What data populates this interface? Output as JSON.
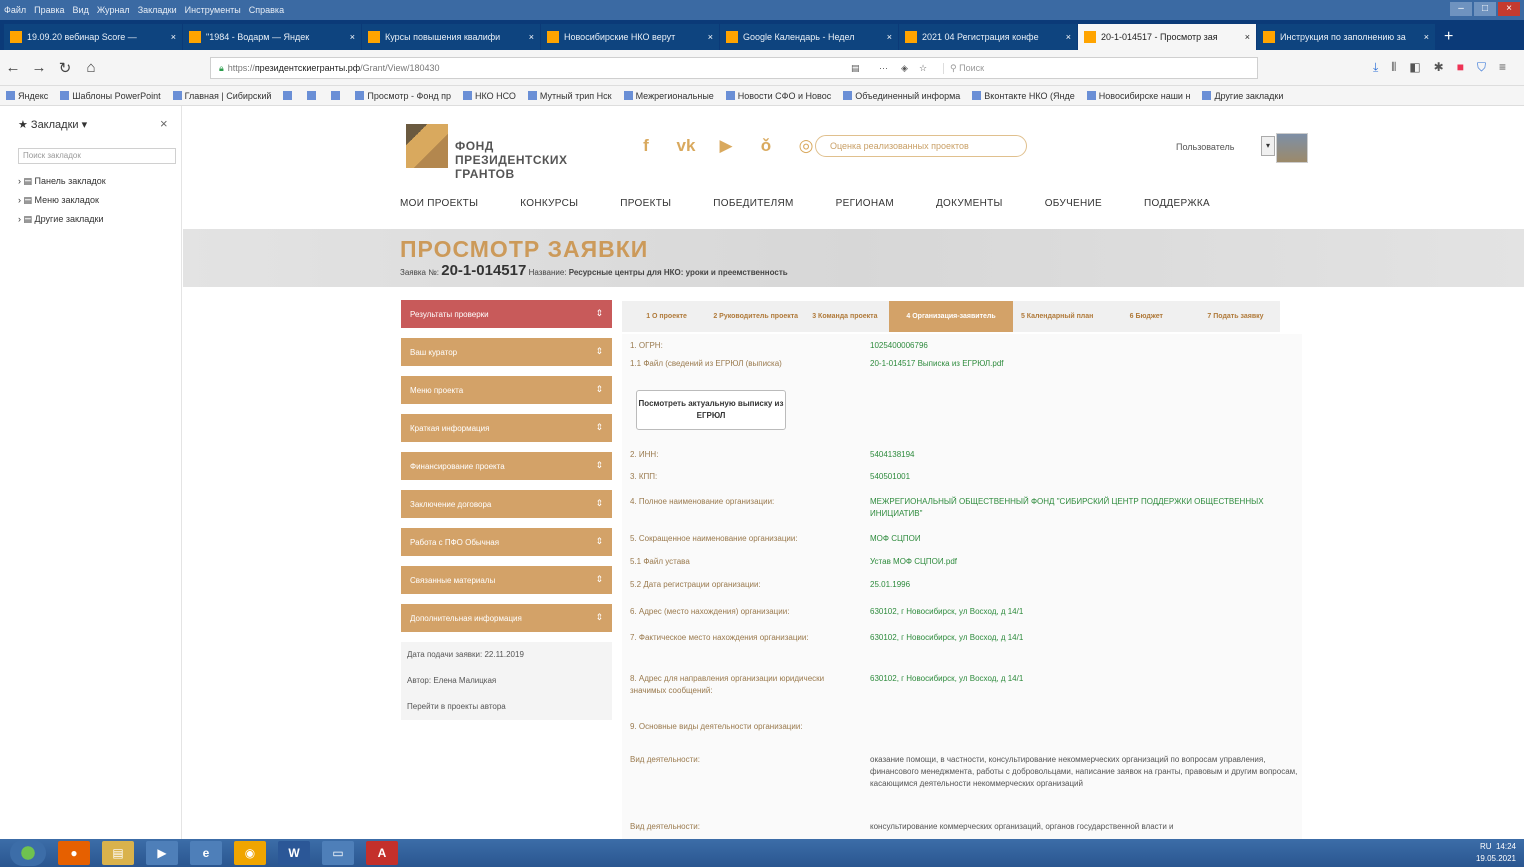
{
  "browser": {
    "menu_items": [
      "Файл",
      "Правка",
      "Вид",
      "Журнал",
      "Закладки",
      "Инструменты",
      "Справка"
    ],
    "tabs": [
      {
        "label": "19.09.20 вебинар Score — ",
        "active": false
      },
      {
        "label": "\"1984 - Водарм — Яндек",
        "active": false
      },
      {
        "label": "Курсы повышения квалифи",
        "active": false
      },
      {
        "label": "Новосибирские НКО верут",
        "active": false
      },
      {
        "label": "Google Календарь - Недел",
        "active": false
      },
      {
        "label": "2021 04 Регистрация конфе",
        "active": false
      },
      {
        "label": "20-1-014517 - Просмотр зая",
        "active": true
      },
      {
        "label": "Инструкция по заполнению за",
        "active": false
      }
    ],
    "url_prefix": "https://",
    "url_host": "президентскиегранты.рф",
    "url_path": "/Grant/View/180430",
    "search_placeholder": "Поиск",
    "bookmarks": [
      "Яндекс",
      "Шаблоны PowerPoint",
      "Главная | Сибирский",
      "",
      "",
      "",
      "Просмотр - Фонд пр",
      "НКО НСО",
      "Мутный трип Нск",
      "Межрегиональные",
      "Новости СФО и Новос",
      "Объединенный информа",
      "Вконтакте НКО (Янде",
      "Новосибирске наши н",
      "Другие закладки"
    ]
  },
  "sidepanel": {
    "title": "Закладки",
    "search_placeholder": "Поиск закладок",
    "items": [
      "Панель закладок",
      "Меню закладок",
      "Другие закладки"
    ]
  },
  "site": {
    "logo_lines": [
      "ФОНД",
      "ПРЕЗИДЕНТСКИХ",
      "ГРАНТОВ"
    ],
    "social_icons": [
      "facebook-icon",
      "vk-icon",
      "youtube-icon",
      "odnoklassniki-icon",
      "instagram-icon"
    ],
    "search_placeholder": "Оценка реализованных проектов",
    "user_label": "Пользователь",
    "nav": [
      "МОИ ПРОЕКТЫ",
      "КОНКУРСЫ",
      "ПРОЕКТЫ",
      "ПОБЕДИТЕЛЯМ",
      "РЕГИОНАМ",
      "ДОКУМЕНТЫ",
      "ОБУЧЕНИЕ",
      "ПОДДЕРЖКА"
    ],
    "page_title": "ПРОСМОТР ЗАЯВКИ",
    "app_prefix": "Заявка №:",
    "app_number": "20-1-014517",
    "app_name_label": "Название:",
    "app_name": "Ресурсные центры для НКО: уроки и преемственность"
  },
  "left_menu": {
    "items": [
      "Результаты проверки",
      "Ваш куратор",
      "Меню проекта",
      "Краткая информация",
      "Финансирование проекта",
      "Заключение договора",
      "Работа с ПФО Обычная",
      "Связанные материалы",
      "Дополнительная информация"
    ],
    "info": [
      "Дата подачи заявки: 22.11.2019",
      "Автор: Елена Малицкая",
      "Перейти в проекты автора"
    ]
  },
  "steps": [
    "1 О проекте",
    "2 Руководитель проекта",
    "3 Команда проекта",
    "4 Организация-заявитель",
    "5 Календарный план",
    "6 Бюджет",
    "7 Подать заявку"
  ],
  "form": {
    "button_egrul": "Посмотреть актуальную выписку из ЕГРЮЛ",
    "rows": [
      {
        "label": "1. ОГРН:",
        "value": "1025400006796"
      },
      {
        "label": "1.1 Файл (сведений из ЕГРЮЛ (выписка)",
        "value": "20-1-014517 Выписка из ЕГРЮЛ.pdf"
      },
      {
        "label": "2. ИНН:",
        "value": "5404138194"
      },
      {
        "label": "3. КПП:",
        "value": "540501001"
      },
      {
        "label": "4. Полное наименование организации:",
        "value": "МЕЖРЕГИОНАЛЬНЫЙ ОБЩЕСТВЕННЫЙ ФОНД \"СИБИРСКИЙ ЦЕНТР ПОДДЕРЖКИ ОБЩЕСТВЕННЫХ ИНИЦИАТИВ\""
      },
      {
        "label": "5. Сокращенное наименование организации:",
        "value": "МОФ СЦПОИ"
      },
      {
        "label": "5.1 Файл устава",
        "value": "Устав МОФ СЦПОИ.pdf"
      },
      {
        "label": "5.2 Дата регистрации организации:",
        "value": "25.01.1996"
      },
      {
        "label": "6. Адрес (место нахождения) организации:",
        "value": "630102, г Новосибирск, ул Восход, д 14/1"
      },
      {
        "label": "7. Фактическое место нахождения организации:",
        "value": "630102, г Новосибирск, ул Восход, д 14/1"
      },
      {
        "label": "8. Адрес для направления организации юридически значимых сообщений:",
        "value": "630102, г Новосибирск, ул Восход, д 14/1"
      },
      {
        "label": "9. Основные виды деятельности организации:",
        "value": ""
      },
      {
        "label": "Вид деятельности:",
        "value": "оказание помощи, в частности, консультирование некоммерческих организаций по вопросам управления, финансового менеджмента, работы с добровольцами, написание заявок на гранты, правовым и другим вопросам, касающимся деятельности некоммерческих организаций"
      },
      {
        "label": "Вид деятельности:",
        "value": "консультирование коммерческих организаций, органов государственной власти и"
      }
    ]
  },
  "taskbar": {
    "time": "14:24",
    "date": "19.05.2021",
    "lang": "RU"
  }
}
+++++
List each line holding the string "СЦПОИ".

        "value": "МОФ СЦПОИ"
        "value": "Устав МОФ СЦПОИ.pdf"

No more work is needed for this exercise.